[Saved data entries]
--
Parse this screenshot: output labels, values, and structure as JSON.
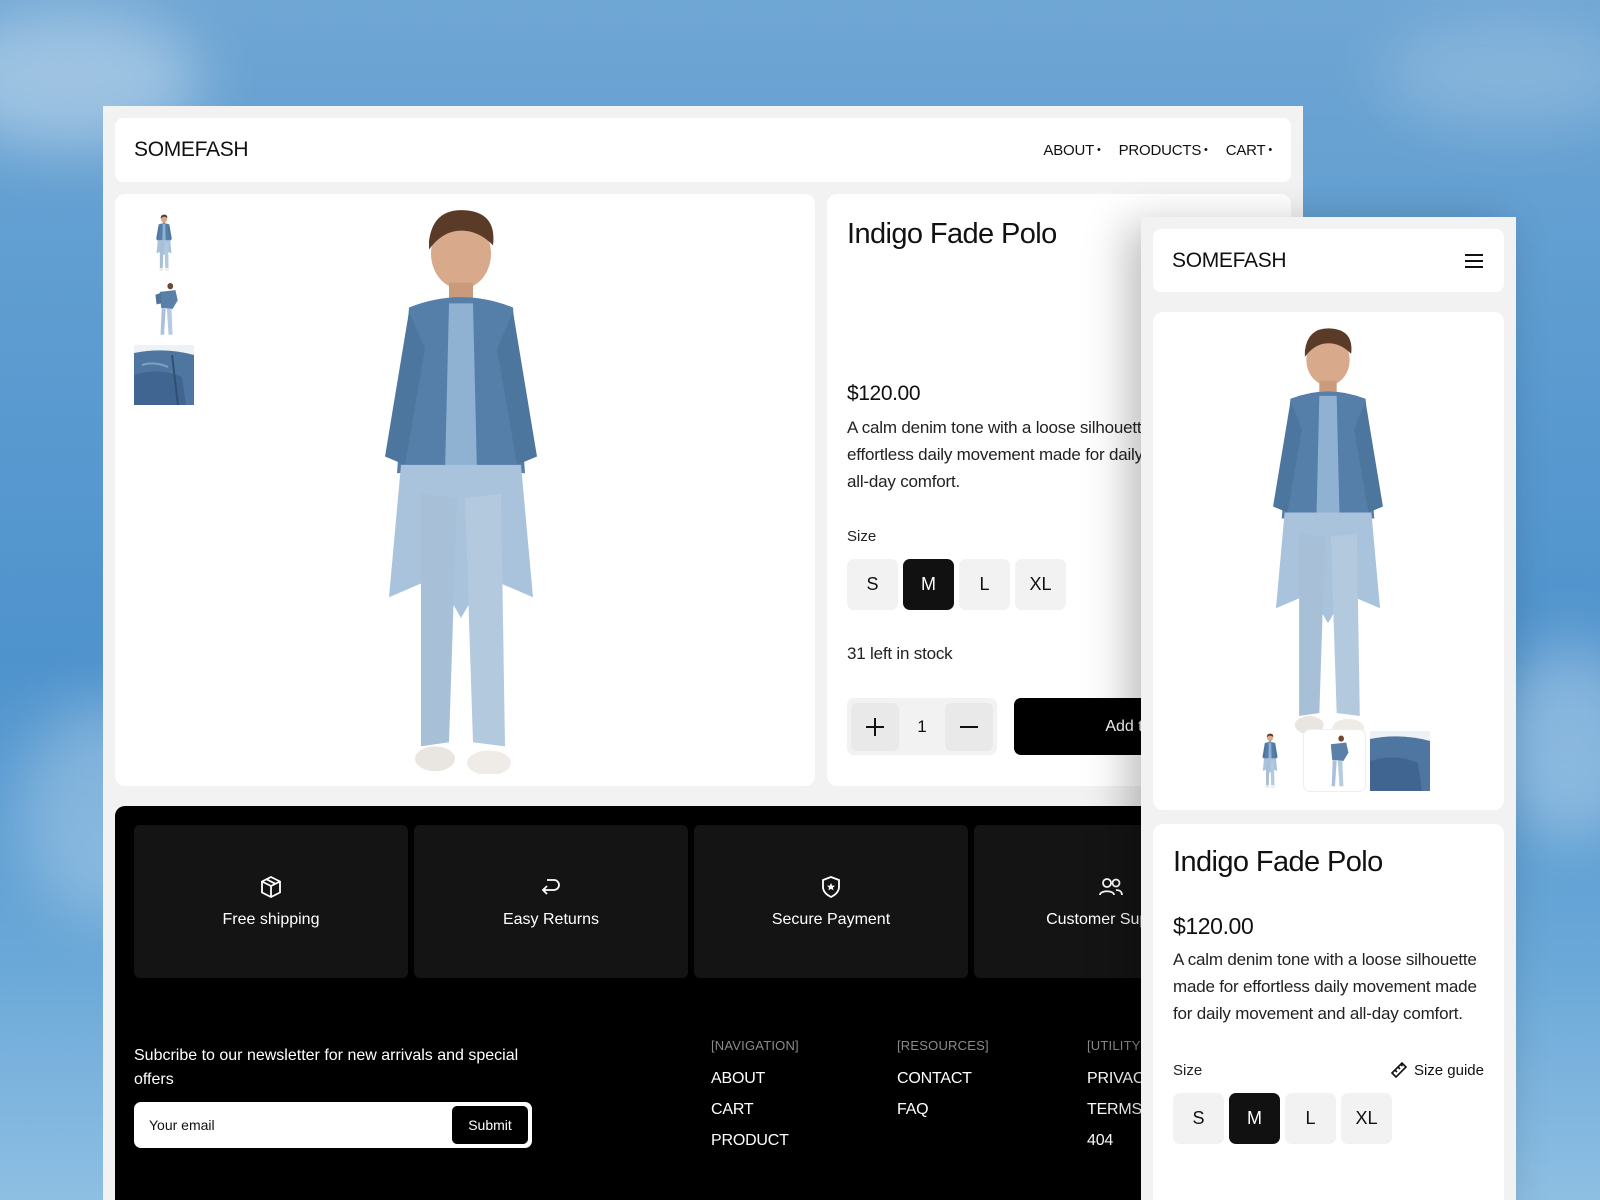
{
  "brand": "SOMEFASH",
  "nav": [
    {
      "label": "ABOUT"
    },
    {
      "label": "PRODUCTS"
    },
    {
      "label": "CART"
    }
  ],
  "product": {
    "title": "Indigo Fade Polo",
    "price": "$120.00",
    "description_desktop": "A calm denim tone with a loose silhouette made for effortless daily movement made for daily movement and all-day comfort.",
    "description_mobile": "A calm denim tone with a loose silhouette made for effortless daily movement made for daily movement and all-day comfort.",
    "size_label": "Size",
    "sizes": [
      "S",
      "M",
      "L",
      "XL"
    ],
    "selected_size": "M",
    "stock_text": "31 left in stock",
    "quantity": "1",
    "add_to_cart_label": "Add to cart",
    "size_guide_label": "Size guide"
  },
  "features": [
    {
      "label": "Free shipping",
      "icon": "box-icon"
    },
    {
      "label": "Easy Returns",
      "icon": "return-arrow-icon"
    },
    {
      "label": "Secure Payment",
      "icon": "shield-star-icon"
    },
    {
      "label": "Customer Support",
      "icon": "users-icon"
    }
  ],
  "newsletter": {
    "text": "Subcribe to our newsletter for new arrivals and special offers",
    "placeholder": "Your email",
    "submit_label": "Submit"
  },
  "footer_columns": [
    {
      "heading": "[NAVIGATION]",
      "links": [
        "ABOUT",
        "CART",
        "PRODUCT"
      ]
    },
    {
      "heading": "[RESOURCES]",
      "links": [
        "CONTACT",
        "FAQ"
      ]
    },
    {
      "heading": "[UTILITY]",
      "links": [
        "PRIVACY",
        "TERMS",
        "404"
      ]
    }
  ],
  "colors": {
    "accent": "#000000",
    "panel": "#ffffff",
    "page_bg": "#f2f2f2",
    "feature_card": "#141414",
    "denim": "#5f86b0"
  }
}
--
Pull out and copy each line containing the string "heading".

WRITTEN SOLUTION.
      "heading": "[NAVIGATION]",
      "heading": "[RESOURCES]",
      "heading": "[UTILITY]",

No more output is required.